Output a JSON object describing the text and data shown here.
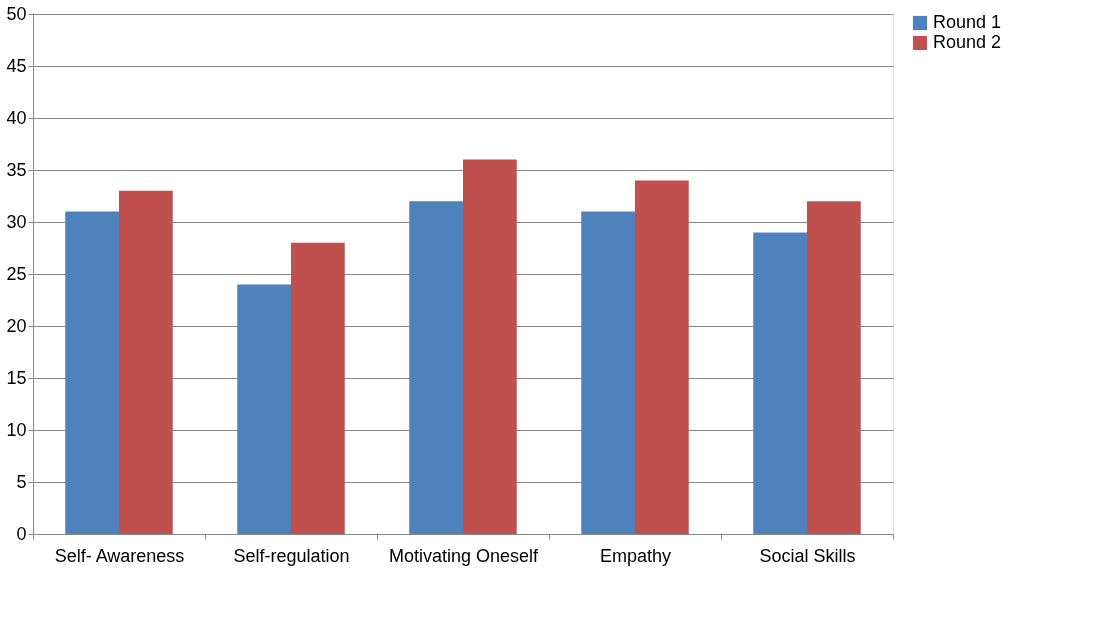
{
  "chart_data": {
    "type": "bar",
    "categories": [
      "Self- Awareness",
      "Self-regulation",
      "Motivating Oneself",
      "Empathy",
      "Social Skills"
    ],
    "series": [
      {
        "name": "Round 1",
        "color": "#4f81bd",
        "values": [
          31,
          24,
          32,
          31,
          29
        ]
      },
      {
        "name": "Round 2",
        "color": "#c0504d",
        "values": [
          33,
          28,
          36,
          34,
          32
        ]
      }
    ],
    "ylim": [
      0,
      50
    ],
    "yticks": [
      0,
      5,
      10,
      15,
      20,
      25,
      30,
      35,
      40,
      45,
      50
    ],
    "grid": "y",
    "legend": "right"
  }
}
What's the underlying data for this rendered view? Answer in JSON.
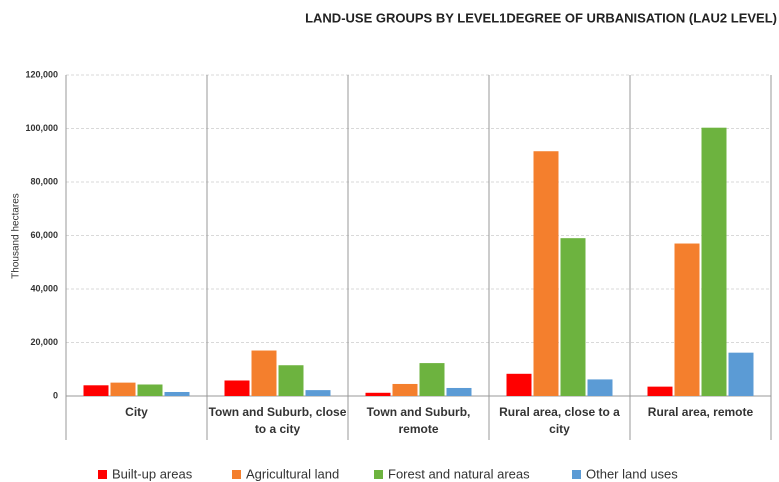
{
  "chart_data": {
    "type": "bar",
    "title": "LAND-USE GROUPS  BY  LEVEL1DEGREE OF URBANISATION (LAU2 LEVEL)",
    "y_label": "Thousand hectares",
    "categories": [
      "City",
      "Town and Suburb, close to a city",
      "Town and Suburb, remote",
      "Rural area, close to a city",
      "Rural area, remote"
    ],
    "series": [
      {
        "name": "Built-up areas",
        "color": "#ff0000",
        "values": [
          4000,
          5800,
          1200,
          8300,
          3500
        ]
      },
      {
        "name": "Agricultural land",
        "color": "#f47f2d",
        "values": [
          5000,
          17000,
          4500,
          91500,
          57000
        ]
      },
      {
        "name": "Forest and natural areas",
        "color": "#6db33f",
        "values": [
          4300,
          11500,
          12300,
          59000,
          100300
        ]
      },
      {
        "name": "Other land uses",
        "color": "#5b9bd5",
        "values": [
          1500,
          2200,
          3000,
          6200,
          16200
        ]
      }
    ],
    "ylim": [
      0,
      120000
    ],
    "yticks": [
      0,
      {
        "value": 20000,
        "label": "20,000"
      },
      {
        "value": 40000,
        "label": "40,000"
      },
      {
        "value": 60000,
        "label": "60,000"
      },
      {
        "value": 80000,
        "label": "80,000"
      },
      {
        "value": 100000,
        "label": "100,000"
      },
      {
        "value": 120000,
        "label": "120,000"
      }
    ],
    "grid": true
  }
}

==

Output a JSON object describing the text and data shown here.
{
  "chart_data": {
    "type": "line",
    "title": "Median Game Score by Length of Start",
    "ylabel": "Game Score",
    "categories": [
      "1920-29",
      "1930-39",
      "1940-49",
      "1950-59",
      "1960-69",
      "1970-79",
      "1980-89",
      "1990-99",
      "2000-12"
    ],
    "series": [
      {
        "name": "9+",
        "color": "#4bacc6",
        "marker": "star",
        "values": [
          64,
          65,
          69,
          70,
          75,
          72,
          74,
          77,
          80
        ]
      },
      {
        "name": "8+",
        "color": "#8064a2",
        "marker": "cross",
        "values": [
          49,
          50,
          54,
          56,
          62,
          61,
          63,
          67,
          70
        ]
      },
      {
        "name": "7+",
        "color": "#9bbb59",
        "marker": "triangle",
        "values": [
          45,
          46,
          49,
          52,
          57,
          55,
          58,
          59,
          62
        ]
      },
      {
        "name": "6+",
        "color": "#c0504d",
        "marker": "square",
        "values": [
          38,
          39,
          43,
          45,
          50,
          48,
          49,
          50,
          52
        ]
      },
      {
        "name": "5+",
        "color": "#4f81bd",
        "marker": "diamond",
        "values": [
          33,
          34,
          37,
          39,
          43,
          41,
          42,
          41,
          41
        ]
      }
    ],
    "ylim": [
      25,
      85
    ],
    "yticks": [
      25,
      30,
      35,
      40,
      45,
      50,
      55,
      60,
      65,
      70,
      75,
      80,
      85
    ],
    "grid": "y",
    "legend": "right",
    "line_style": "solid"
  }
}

**SET EXERCISE**: List all lines in the material containing the string "color".

**RESPONSE FOR THIS EXERCISE**:
        "color": "#4f81bd",
        "color": "#c0504d",
        "color": "#ff0000",
        "color": "#f47f2d",
        "color": "#6db33f",
        "color": "#5b9bd5",
        "color": "#4bacc6",
        "color": "#8064a2",
        "color": "#9bbb59",
        "color": "#c0504d",
        "color": "#4f81bd",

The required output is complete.